- _Collected data_:
_ _ _ _

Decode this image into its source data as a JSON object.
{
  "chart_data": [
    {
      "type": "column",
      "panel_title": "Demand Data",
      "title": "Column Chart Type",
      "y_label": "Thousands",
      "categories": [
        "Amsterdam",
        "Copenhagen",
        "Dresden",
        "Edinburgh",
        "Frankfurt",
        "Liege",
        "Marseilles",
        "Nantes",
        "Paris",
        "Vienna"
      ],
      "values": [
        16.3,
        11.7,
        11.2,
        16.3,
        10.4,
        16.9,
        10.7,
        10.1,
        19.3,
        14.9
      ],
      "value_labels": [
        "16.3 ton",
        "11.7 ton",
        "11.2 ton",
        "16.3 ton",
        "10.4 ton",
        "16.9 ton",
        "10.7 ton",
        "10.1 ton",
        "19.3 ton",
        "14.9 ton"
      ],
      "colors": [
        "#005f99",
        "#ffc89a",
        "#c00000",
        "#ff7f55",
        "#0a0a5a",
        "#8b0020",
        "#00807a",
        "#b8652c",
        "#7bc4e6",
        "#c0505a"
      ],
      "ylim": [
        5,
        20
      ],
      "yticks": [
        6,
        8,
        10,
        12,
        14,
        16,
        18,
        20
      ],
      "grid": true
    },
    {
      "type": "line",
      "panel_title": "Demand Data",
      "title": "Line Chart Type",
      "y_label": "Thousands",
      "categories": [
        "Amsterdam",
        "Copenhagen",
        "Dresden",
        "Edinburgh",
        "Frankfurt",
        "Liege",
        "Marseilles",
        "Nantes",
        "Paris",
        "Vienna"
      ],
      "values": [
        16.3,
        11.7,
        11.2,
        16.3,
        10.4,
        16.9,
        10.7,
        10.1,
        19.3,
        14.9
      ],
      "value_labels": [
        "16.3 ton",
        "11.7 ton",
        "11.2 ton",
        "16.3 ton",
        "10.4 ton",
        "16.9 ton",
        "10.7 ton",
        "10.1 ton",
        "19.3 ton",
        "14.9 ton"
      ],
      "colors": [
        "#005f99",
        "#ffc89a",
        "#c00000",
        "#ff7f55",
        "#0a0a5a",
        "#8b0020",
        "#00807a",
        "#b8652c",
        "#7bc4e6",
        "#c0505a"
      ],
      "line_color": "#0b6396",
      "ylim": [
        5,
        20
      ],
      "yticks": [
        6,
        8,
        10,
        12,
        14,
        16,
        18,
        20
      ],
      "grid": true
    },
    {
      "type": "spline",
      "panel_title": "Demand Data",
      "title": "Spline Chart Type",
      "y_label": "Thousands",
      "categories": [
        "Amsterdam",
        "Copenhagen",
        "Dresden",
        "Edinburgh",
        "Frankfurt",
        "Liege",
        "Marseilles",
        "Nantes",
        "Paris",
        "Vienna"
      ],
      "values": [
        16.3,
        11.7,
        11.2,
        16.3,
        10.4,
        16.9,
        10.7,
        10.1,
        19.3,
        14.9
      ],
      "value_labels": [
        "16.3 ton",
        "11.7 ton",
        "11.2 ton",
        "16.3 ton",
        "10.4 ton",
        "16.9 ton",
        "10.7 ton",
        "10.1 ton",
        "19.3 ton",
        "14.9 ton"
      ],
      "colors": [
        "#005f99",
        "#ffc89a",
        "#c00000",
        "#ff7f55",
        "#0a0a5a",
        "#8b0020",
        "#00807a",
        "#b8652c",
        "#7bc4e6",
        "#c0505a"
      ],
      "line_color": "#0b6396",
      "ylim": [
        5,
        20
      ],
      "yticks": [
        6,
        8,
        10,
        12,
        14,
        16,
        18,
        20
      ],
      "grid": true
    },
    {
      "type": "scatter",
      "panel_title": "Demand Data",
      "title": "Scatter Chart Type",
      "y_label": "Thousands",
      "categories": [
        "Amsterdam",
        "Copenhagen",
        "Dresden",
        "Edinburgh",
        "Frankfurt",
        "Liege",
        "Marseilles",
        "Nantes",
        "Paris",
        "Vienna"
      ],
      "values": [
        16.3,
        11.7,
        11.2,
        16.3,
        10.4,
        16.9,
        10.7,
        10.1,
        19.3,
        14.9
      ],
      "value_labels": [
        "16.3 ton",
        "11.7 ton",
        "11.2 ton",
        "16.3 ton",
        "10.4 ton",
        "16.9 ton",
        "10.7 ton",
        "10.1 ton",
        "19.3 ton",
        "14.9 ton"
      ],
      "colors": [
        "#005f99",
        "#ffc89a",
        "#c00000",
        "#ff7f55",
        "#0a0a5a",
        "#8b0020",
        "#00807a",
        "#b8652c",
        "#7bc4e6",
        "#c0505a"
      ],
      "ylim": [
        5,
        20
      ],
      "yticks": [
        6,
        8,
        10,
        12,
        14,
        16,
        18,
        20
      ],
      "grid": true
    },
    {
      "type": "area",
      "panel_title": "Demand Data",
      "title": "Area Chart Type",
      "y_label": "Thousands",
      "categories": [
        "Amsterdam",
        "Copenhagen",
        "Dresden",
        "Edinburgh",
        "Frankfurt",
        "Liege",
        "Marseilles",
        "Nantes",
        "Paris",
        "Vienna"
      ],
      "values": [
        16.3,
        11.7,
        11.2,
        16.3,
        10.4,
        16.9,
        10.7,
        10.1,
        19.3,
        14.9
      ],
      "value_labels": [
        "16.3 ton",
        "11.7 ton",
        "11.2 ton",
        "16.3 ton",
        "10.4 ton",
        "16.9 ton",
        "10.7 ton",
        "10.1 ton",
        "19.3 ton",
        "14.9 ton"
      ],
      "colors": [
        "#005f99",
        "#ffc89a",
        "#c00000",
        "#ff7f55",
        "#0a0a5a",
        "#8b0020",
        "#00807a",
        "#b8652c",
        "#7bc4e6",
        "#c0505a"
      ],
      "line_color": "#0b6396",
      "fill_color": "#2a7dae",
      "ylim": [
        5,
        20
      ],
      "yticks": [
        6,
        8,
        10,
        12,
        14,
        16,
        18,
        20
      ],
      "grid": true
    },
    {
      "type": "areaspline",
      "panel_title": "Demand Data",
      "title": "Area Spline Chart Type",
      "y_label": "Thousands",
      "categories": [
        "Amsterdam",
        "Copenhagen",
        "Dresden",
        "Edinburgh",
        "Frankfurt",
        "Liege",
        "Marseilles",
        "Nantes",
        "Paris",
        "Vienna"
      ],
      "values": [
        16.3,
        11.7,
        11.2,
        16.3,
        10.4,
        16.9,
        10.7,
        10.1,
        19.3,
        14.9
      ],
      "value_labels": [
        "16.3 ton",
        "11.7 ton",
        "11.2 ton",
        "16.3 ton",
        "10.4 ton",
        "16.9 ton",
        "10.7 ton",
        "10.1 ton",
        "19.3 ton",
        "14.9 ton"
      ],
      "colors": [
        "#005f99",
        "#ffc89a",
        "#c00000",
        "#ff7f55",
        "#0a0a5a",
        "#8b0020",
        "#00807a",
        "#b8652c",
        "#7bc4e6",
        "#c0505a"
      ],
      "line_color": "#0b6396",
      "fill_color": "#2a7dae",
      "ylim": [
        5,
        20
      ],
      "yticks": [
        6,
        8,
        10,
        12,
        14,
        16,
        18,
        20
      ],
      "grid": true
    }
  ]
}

_ _ _ _

- _EXERCISE OBJECTIVE_: Copy all the records above precisely.

- _REPLY_:
Decode this image into its source data as a JSON object.
{
  "chart_data": [
    {
      "type": "column",
      "panel_title": "Demand Data",
      "title": "Column Chart Type",
      "y_label": "Thousands",
      "categories": [
        "Amsterdam",
        "Copenhagen",
        "Dresden",
        "Edinburgh",
        "Frankfurt",
        "Liege",
        "Marseilles",
        "Nantes",
        "Paris",
        "Vienna"
      ],
      "values": [
        16.3,
        11.7,
        11.2,
        16.3,
        10.4,
        16.9,
        10.7,
        10.1,
        19.3,
        14.9
      ],
      "value_labels": [
        "16.3 ton",
        "11.7 ton",
        "11.2 ton",
        "16.3 ton",
        "10.4 ton",
        "16.9 ton",
        "10.7 ton",
        "10.1 ton",
        "19.3 ton",
        "14.9 ton"
      ],
      "colors": [
        "#005f99",
        "#ffc89a",
        "#c00000",
        "#ff7f55",
        "#0a0a5a",
        "#8b0020",
        "#00807a",
        "#b8652c",
        "#7bc4e6",
        "#c0505a"
      ],
      "ylim": [
        5,
        20
      ],
      "yticks": [
        6,
        8,
        10,
        12,
        14,
        16,
        18,
        20
      ],
      "grid": true
    },
    {
      "type": "line",
      "panel_title": "Demand Data",
      "title": "Line Chart Type",
      "y_label": "Thousands",
      "categories": [
        "Amsterdam",
        "Copenhagen",
        "Dresden",
        "Edinburgh",
        "Frankfurt",
        "Liege",
        "Marseilles",
        "Nantes",
        "Paris",
        "Vienna"
      ],
      "values": [
        16.3,
        11.7,
        11.2,
        16.3,
        10.4,
        16.9,
        10.7,
        10.1,
        19.3,
        14.9
      ],
      "value_labels": [
        "16.3 ton",
        "11.7 ton",
        "11.2 ton",
        "16.3 ton",
        "10.4 ton",
        "16.9 ton",
        "10.7 ton",
        "10.1 ton",
        "19.3 ton",
        "14.9 ton"
      ],
      "colors": [
        "#005f99",
        "#ffc89a",
        "#c00000",
        "#ff7f55",
        "#0a0a5a",
        "#8b0020",
        "#00807a",
        "#b8652c",
        "#7bc4e6",
        "#c0505a"
      ],
      "line_color": "#0b6396",
      "ylim": [
        5,
        20
      ],
      "yticks": [
        6,
        8,
        10,
        12,
        14,
        16,
        18,
        20
      ],
      "grid": true
    },
    {
      "type": "spline",
      "panel_title": "Demand Data",
      "title": "Spline Chart Type",
      "y_label": "Thousands",
      "categories": [
        "Amsterdam",
        "Copenhagen",
        "Dresden",
        "Edinburgh",
        "Frankfurt",
        "Liege",
        "Marseilles",
        "Nantes",
        "Paris",
        "Vienna"
      ],
      "values": [
        16.3,
        11.7,
        11.2,
        16.3,
        10.4,
        16.9,
        10.7,
        10.1,
        19.3,
        14.9
      ],
      "value_labels": [
        "16.3 ton",
        "11.7 ton",
        "11.2 ton",
        "16.3 ton",
        "10.4 ton",
        "16.9 ton",
        "10.7 ton",
        "10.1 ton",
        "19.3 ton",
        "14.9 ton"
      ],
      "colors": [
        "#005f99",
        "#ffc89a",
        "#c00000",
        "#ff7f55",
        "#0a0a5a",
        "#8b0020",
        "#00807a",
        "#b8652c",
        "#7bc4e6",
        "#c0505a"
      ],
      "line_color": "#0b6396",
      "ylim": [
        5,
        20
      ],
      "yticks": [
        6,
        8,
        10,
        12,
        14,
        16,
        18,
        20
      ],
      "grid": true
    },
    {
      "type": "scatter",
      "panel_title": "Demand Data",
      "title": "Scatter Chart Type",
      "y_label": "Thousands",
      "categories": [
        "Amsterdam",
        "Copenhagen",
        "Dresden",
        "Edinburgh",
        "Frankfurt",
        "Liege",
        "Marseilles",
        "Nantes",
        "Paris",
        "Vienna"
      ],
      "values": [
        16.3,
        11.7,
        11.2,
        16.3,
        10.4,
        16.9,
        10.7,
        10.1,
        19.3,
        14.9
      ],
      "value_labels": [
        "16.3 ton",
        "11.7 ton",
        "11.2 ton",
        "16.3 ton",
        "10.4 ton",
        "16.9 ton",
        "10.7 ton",
        "10.1 ton",
        "19.3 ton",
        "14.9 ton"
      ],
      "colors": [
        "#005f99",
        "#ffc89a",
        "#c00000",
        "#ff7f55",
        "#0a0a5a",
        "#8b0020",
        "#00807a",
        "#b8652c",
        "#7bc4e6",
        "#c0505a"
      ],
      "ylim": [
        5,
        20
      ],
      "yticks": [
        6,
        8,
        10,
        12,
        14,
        16,
        18,
        20
      ],
      "grid": true
    },
    {
      "type": "area",
      "panel_title": "Demand Data",
      "title": "Area Chart Type",
      "y_label": "Thousands",
      "categories": [
        "Amsterdam",
        "Copenhagen",
        "Dresden",
        "Edinburgh",
        "Frankfurt",
        "Liege",
        "Marseilles",
        "Nantes",
        "Paris",
        "Vienna"
      ],
      "values": [
        16.3,
        11.7,
        11.2,
        16.3,
        10.4,
        16.9,
        10.7,
        10.1,
        19.3,
        14.9
      ],
      "value_labels": [
        "16.3 ton",
        "11.7 ton",
        "11.2 ton",
        "16.3 ton",
        "10.4 ton",
        "16.9 ton",
        "10.7 ton",
        "10.1 ton",
        "19.3 ton",
        "14.9 ton"
      ],
      "colors": [
        "#005f99",
        "#ffc89a",
        "#c00000",
        "#ff7f55",
        "#0a0a5a",
        "#8b0020",
        "#00807a",
        "#b8652c",
        "#7bc4e6",
        "#c0505a"
      ],
      "line_color": "#0b6396",
      "fill_color": "#2a7dae",
      "ylim": [
        5,
        20
      ],
      "yticks": [
        6,
        8,
        10,
        12,
        14,
        16,
        18,
        20
      ],
      "grid": true
    },
    {
      "type": "areaspline",
      "panel_title": "Demand Data",
      "title": "Area Spline Chart Type",
      "y_label": "Thousands",
      "categories": [
        "Amsterdam",
        "Copenhagen",
        "Dresden",
        "Edinburgh",
        "Frankfurt",
        "Liege",
        "Marseilles",
        "Nantes",
        "Paris",
        "Vienna"
      ],
      "values": [
        16.3,
        11.7,
        11.2,
        16.3,
        10.4,
        16.9,
        10.7,
        10.1,
        19.3,
        14.9
      ],
      "value_labels": [
        "16.3 ton",
        "11.7 ton",
        "11.2 ton",
        "16.3 ton",
        "10.4 ton",
        "16.9 ton",
        "10.7 ton",
        "10.1 ton",
        "19.3 ton",
        "14.9 ton"
      ],
      "colors": [
        "#005f99",
        "#ffc89a",
        "#c00000",
        "#ff7f55",
        "#0a0a5a",
        "#8b0020",
        "#00807a",
        "#b8652c",
        "#7bc4e6",
        "#c0505a"
      ],
      "line_color": "#0b6396",
      "fill_color": "#2a7dae",
      "ylim": [
        5,
        20
      ],
      "yticks": [
        6,
        8,
        10,
        12,
        14,
        16,
        18,
        20
      ],
      "grid": true
    }
  ]
}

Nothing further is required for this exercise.